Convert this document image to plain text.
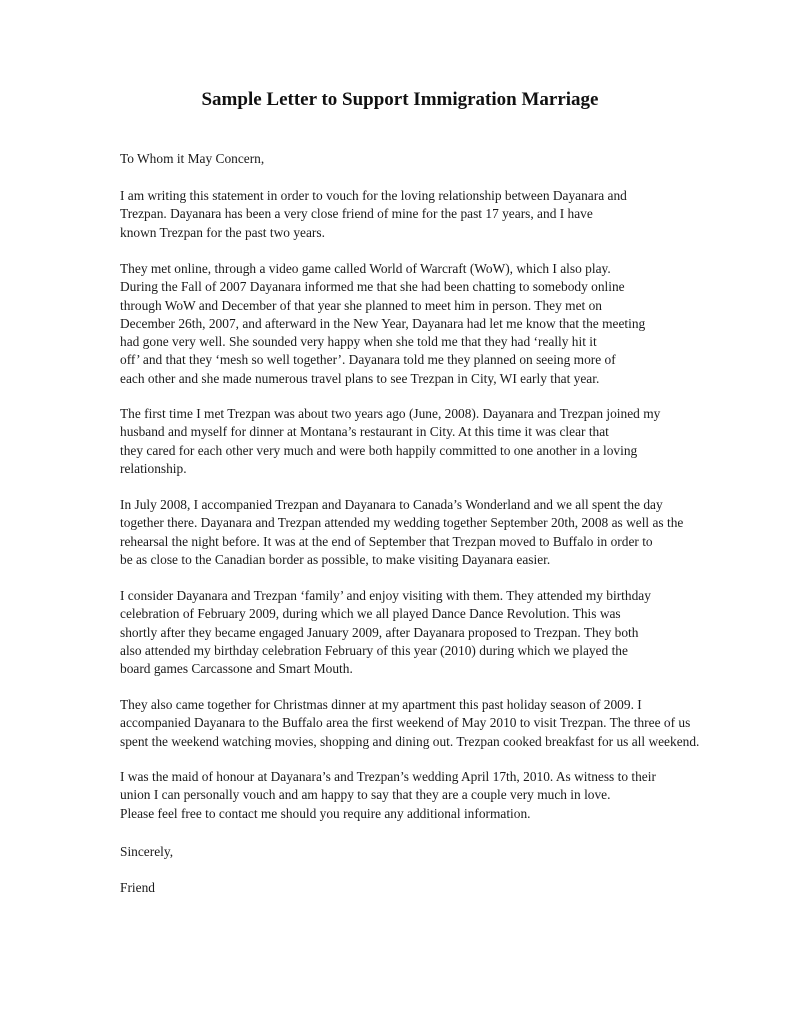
Sample Letter to Support Immigration Marriage
To Whom it May Concern,
I am writing this statement in order to vouch for the loving relationship between Dayanara and
Trezpan. Dayanara has been a very close friend of mine for the past 17 years, and I have
known Trezpan for the past two years.
They met online, through a video game called World of Warcraft (WoW), which I also play.
During the Fall of 2007 Dayanara informed me that she had been chatting to somebody online
through WoW and December of that year she planned to meet him in person. They met on
December 26th, 2007, and afterward in the New Year, Dayanara had let me know that the meeting
had gone very well. She sounded very happy when she told me that they had ‘really hit it
off’ and that they ‘mesh so well together’. Dayanara told me they planned on seeing more of
each other and she made numerous travel plans to see Trezpan in City, WI early that year.
The first time I met Trezpan was about two years ago (June, 2008). Dayanara and Trezpan joined my
husband and myself for dinner at Montana’s restaurant in City. At this time it was clear that
they cared for each other very much and were both happily committed to one another in a loving
relationship.
In July 2008, I accompanied Trezpan and Dayanara to Canada’s Wonderland and we all spent the day
together there. Dayanara and Trezpan attended my wedding together September 20th, 2008 as well as the
rehearsal the night before. It was at the end of September that Trezpan moved to Buffalo in order to
be as close to the Canadian border as possible, to make visiting Dayanara easier.
I consider Dayanara and Trezpan ‘family’ and enjoy visiting with them. They attended my birthday
celebration of February 2009, during which we all played Dance Dance Revolution. This was
shortly after they became engaged January 2009, after Dayanara proposed to Trezpan. They both
also attended my birthday celebration February of this year (2010) during which we played the
board games Carcassone and Smart Mouth.
They also came together for Christmas dinner at my apartment this past holiday season of 2009. I
accompanied Dayanara to the Buffalo area the first weekend of May 2010 to visit Trezpan. The three of us
spent the weekend watching movies, shopping and dining out. Trezpan cooked breakfast for us all weekend.
I was the maid of honour at Dayanara’s and Trezpan’s wedding April 17th, 2010. As witness to their
union I can personally vouch and am happy to say that they are a couple very much in love.
Please feel free to contact me should you require any additional information.
Sincerely,
Friend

□ □ □

DIRECTIONS
Pictures in the records above are not copied; print everything else exactly.

RESULT OF THE TASK
Convert this document image to plain text.
Sample Letter to Support Immigration Marriage
To Whom it May Concern,
I am writing this statement in order to vouch for the loving relationship between Dayanara and
Trezpan. Dayanara has been a very close friend of mine for the past 17 years, and I have
known Trezpan for the past two years.
They met online, through a video game called World of Warcraft (WoW), which I also play.
During the Fall of 2007 Dayanara informed me that she had been chatting to somebody online
through WoW and December of that year she planned to meet him in person. They met on
December 26th, 2007, and afterward in the New Year, Dayanara had let me know that the meeting
had gone very well. She sounded very happy when she told me that they had ‘really hit it
off’ and that they ‘mesh so well together’. Dayanara told me they planned on seeing more of
each other and she made numerous travel plans to see Trezpan in City, WI early that year.
The first time I met Trezpan was about two years ago (June, 2008). Dayanara and Trezpan joined my
husband and myself for dinner at Montana’s restaurant in City. At this time it was clear that
they cared for each other very much and were both happily committed to one another in a loving
relationship.
In July 2008, I accompanied Trezpan and Dayanara to Canada’s Wonderland and we all spent the day
together there. Dayanara and Trezpan attended my wedding together September 20th, 2008 as well as the
rehearsal the night before. It was at the end of September that Trezpan moved to Buffalo in order to
be as close to the Canadian border as possible, to make visiting Dayanara easier.
I consider Dayanara and Trezpan ‘family’ and enjoy visiting with them. They attended my birthday
celebration of February 2009, during which we all played Dance Dance Revolution. This was
shortly after they became engaged January 2009, after Dayanara proposed to Trezpan. They both
also attended my birthday celebration February of this year (2010) during which we played the
board games Carcassone and Smart Mouth.
They also came together for Christmas dinner at my apartment this past holiday season of 2009. I
accompanied Dayanara to the Buffalo area the first weekend of May 2010 to visit Trezpan. The three of us
spent the weekend watching movies, shopping and dining out. Trezpan cooked breakfast for us all weekend.
I was the maid of honour at Dayanara’s and Trezpan’s wedding April 17th, 2010. As witness to their
union I can personally vouch and am happy to say that they are a couple very much in love.
Please feel free to contact me should you require any additional information.
Sincerely,
Friend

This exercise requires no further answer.